▸ **SHORT PROBLEM**
Drop the images; return everything else in the listing below exactly.

▸ **SUPPLIED RECORDS**
+===+
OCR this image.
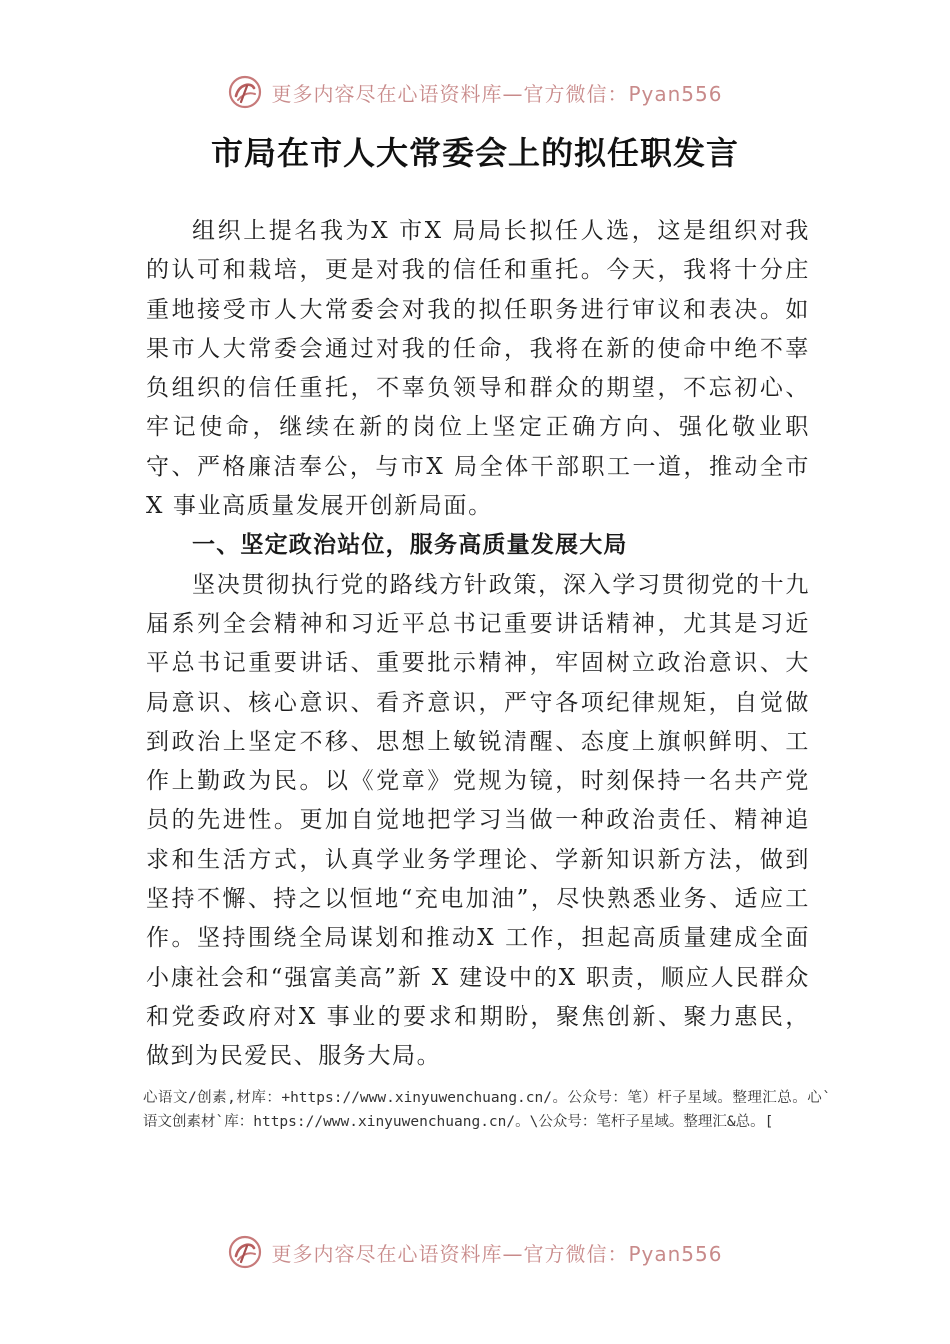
更多内容尽在心语资料库—官方微信：Pyan556
市局在市人大常委会上的拟任职发言

组织上提名我为X 市X 局局长拟任人选，这是组织对我的认可和栽培，更是对我的信任和重托。今天，我将十分庄重地接受市人大常委会对我的拟任职务进行审议和表决。如果市人大常委会通过对我的任命，我将在新的使命中绝不辜负组织的信任重托，不辜负领导和群众的期望，不忘初心、牢记使命，继续在新的岗位上坚定正确方向、强化敬业职守、严格廉洁奉公，与市X 局全体干部职工一道，推动全市 X 事业高质量发展开创新局面。

一、坚定政治站位，服务高质量发展大局

坚决贯彻执行党的路线方针政策，深入学习贯彻党的十九届系列全会精神和习近平总书记重要讲话精神，尤其是习近平总书记重要讲话、重要批示精神，牢固树立政治意识、大局意识、核心意识、看齐意识，严守各项纪律规矩，自觉做到政治上坚定不移、思想上敏锐清醒、态度上旗帜鲜明、工作上勤政为民。以《党章》党规为镜，时刻保持一名共产党员的先进性。更加自觉地把学习当做一种政治责任、精神追求和生活方式，认真学业务学理论、学新知识新方法，做到坚持不懈、持之以恒地“充电加油”，尽快熟悉业务、适应工作。坚持围绕全局谋划和推动X 工作，担起高质量建成全面小康社会和“强富美高”新 X 建设中的X 职责，顺应人民群众和党委政府对X 事业的要求和期盼，聚焦创新、聚力惠民，做到为民爱民、服务大局。

心语文/创素,材库：+https://www.xinyuwenchuang.cn/。公众号：笔）杆子星域。整理汇总。心`语文创素材`库：https://www.xinyuwenchuang.cn/。\公众号：笔杆子星域。整理汇&总。[

更多内容尽在心语资料库—官方微信：Pyan556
+===+
▸ **THE OUTPUT**
OCR this image.
更多内容尽在心语资料库—官方微信：Pyan556
市局在市人大常委会上的拟任职发言

组织上提名我为X 市X 局局长拟任人选，这是组织对我的认可和栽培，更是对我的信任和重托。今天，我将十分庄重地接受市人大常委会对我的拟任职务进行审议和表决。如果市人大常委会通过对我的任命，我将在新的使命中绝不辜负组织的信任重托，不辜负领导和群众的期望，不忘初心、牢记使命，继续在新的岗位上坚定正确方向、强化敬业职守、严格廉洁奉公，与市X 局全体干部职工一道，推动全市 X 事业高质量发展开创新局面。

一、坚定政治站位，服务高质量发展大局

坚决贯彻执行党的路线方针政策，深入学习贯彻党的十九届系列全会精神和习近平总书记重要讲话精神，尤其是习近平总书记重要讲话、重要批示精神，牢固树立政治意识、大局意识、核心意识、看齐意识，严守各项纪律规矩，自觉做到政治上坚定不移、思想上敏锐清醒、态度上旗帜鲜明、工作上勤政为民。以《党章》党规为镜，时刻保持一名共产党员的先进性。更加自觉地把学习当做一种政治责任、精神追求和生活方式，认真学业务学理论、学新知识新方法，做到坚持不懈、持之以恒地“充电加油”，尽快熟悉业务、适应工作。坚持围绕全局谋划和推动X 工作，担起高质量建成全面小康社会和“强富美高”新 X 建设中的X 职责，顺应人民群众和党委政府对X 事业的要求和期盼，聚焦创新、聚力惠民，做到为民爱民、服务大局。

心语文/创素,材库：+https://www.xinyuwenchuang.cn/。公众号：笔）杆子星域。整理汇总。心`语文创素材`库：https://www.xinyuwenchuang.cn/。\公众号：笔杆子星域。整理汇&总。[

更多内容尽在心语资料库—官方微信：Pyan556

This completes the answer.